■ **REQUEST**:
Identify all lines below that hold "incisos" and collect them.

>> start

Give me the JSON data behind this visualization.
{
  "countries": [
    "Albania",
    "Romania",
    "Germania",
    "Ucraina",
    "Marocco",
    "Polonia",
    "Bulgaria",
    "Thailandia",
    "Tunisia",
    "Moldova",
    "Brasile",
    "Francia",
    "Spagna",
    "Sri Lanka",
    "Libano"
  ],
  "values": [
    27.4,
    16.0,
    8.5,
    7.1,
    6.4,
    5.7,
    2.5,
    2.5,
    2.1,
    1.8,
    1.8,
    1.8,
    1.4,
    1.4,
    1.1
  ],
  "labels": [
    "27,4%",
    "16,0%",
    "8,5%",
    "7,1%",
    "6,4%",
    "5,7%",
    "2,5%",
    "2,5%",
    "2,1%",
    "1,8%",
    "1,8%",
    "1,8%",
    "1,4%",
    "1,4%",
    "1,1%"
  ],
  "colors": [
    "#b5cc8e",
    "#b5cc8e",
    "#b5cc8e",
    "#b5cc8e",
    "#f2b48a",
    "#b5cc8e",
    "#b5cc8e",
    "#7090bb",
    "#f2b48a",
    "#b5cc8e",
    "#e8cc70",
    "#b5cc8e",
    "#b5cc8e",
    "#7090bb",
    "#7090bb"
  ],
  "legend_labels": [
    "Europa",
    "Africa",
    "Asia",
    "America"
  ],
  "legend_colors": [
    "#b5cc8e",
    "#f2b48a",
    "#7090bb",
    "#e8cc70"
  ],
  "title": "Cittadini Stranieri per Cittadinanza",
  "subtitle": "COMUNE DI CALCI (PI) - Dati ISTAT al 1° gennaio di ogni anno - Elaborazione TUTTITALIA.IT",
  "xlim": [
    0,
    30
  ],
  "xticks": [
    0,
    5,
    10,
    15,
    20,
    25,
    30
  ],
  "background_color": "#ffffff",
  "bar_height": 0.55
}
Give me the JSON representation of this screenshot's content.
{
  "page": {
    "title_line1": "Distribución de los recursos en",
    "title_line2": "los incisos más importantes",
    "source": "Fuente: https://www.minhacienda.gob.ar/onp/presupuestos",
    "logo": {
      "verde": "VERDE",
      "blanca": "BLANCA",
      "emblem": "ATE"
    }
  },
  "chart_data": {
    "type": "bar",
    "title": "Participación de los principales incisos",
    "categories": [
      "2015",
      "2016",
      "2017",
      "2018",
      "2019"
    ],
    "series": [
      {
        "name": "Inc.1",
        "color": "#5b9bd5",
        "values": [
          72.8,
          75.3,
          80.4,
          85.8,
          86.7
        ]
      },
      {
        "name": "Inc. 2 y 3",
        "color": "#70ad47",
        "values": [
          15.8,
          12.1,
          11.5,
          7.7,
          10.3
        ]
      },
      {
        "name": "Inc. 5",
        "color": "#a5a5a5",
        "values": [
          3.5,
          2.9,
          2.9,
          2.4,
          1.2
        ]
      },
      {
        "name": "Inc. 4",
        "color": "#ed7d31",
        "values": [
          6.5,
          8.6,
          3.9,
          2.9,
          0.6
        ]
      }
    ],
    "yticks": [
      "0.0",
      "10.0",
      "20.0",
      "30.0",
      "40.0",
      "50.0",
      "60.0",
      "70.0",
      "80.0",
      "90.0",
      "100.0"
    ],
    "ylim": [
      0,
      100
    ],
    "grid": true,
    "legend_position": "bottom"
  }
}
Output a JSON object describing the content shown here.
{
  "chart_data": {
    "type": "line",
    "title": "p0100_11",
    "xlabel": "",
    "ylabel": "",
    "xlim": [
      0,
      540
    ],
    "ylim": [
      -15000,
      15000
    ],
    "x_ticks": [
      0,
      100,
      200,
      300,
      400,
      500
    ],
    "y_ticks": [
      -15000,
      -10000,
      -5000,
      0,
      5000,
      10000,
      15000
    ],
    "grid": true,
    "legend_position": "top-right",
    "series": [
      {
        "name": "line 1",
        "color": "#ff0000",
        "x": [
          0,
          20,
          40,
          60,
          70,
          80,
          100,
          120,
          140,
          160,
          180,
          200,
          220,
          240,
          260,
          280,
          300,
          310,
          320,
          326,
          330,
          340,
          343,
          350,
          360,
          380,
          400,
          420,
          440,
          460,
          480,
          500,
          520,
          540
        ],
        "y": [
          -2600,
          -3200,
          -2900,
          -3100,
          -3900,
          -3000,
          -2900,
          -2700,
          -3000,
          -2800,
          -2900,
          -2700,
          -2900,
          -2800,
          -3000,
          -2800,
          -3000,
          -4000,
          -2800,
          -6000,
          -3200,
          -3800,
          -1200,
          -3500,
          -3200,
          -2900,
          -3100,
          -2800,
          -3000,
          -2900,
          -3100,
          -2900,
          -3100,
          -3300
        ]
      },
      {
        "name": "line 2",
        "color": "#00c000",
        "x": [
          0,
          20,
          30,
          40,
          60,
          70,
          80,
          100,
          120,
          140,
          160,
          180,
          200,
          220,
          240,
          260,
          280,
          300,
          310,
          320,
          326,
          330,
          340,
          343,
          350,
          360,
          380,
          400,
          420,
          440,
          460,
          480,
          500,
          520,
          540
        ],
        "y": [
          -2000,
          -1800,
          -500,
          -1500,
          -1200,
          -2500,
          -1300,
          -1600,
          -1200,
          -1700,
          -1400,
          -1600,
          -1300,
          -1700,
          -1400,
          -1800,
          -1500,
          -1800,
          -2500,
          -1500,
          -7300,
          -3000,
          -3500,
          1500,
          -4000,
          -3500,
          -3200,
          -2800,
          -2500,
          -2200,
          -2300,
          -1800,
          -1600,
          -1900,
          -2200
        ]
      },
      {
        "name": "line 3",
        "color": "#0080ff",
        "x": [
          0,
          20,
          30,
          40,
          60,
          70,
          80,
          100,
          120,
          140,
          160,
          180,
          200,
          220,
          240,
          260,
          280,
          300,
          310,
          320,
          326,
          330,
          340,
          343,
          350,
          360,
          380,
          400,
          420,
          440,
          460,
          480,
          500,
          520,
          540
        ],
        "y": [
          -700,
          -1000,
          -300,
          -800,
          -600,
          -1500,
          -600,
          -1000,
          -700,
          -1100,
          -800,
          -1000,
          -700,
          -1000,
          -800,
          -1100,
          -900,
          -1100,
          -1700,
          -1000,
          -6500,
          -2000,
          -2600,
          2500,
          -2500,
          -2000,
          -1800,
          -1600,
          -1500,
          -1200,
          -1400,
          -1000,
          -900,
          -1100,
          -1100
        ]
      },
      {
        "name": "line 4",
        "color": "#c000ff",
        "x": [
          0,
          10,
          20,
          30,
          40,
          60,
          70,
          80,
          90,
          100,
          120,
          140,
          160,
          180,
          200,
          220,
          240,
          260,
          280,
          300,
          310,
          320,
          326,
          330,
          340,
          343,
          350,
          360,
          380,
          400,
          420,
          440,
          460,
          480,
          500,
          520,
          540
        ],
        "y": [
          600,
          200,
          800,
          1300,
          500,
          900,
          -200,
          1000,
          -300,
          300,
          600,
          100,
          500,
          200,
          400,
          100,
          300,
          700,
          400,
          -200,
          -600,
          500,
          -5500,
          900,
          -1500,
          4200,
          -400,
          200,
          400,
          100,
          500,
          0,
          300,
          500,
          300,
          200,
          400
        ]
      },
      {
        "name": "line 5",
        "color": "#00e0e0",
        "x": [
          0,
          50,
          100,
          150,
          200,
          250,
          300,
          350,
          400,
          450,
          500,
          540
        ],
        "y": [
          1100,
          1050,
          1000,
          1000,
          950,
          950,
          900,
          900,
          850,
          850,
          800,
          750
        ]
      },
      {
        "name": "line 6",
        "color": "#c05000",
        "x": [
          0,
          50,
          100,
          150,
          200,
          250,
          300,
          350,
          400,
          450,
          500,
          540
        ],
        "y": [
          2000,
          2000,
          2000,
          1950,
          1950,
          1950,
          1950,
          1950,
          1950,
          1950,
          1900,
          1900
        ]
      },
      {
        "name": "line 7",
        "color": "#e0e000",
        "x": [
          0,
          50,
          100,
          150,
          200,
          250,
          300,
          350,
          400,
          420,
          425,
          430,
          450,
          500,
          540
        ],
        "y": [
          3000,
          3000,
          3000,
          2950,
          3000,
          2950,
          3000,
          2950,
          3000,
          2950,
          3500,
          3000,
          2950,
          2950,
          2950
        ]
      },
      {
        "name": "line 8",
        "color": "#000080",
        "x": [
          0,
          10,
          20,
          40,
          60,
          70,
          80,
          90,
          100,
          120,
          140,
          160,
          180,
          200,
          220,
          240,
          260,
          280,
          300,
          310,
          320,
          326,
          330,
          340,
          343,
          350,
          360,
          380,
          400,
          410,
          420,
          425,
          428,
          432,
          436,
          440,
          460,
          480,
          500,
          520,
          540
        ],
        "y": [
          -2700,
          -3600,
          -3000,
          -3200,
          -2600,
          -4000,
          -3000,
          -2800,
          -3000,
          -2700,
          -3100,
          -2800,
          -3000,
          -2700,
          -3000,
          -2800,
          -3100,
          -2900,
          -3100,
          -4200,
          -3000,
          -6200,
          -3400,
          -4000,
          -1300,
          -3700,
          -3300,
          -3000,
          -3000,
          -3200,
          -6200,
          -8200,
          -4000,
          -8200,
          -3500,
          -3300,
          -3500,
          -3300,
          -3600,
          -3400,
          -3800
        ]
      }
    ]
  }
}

>> end

■ **SOLUTION**:
    "title_line2": "los incisos más importantes",
    "title": "Participación de los principales incisos",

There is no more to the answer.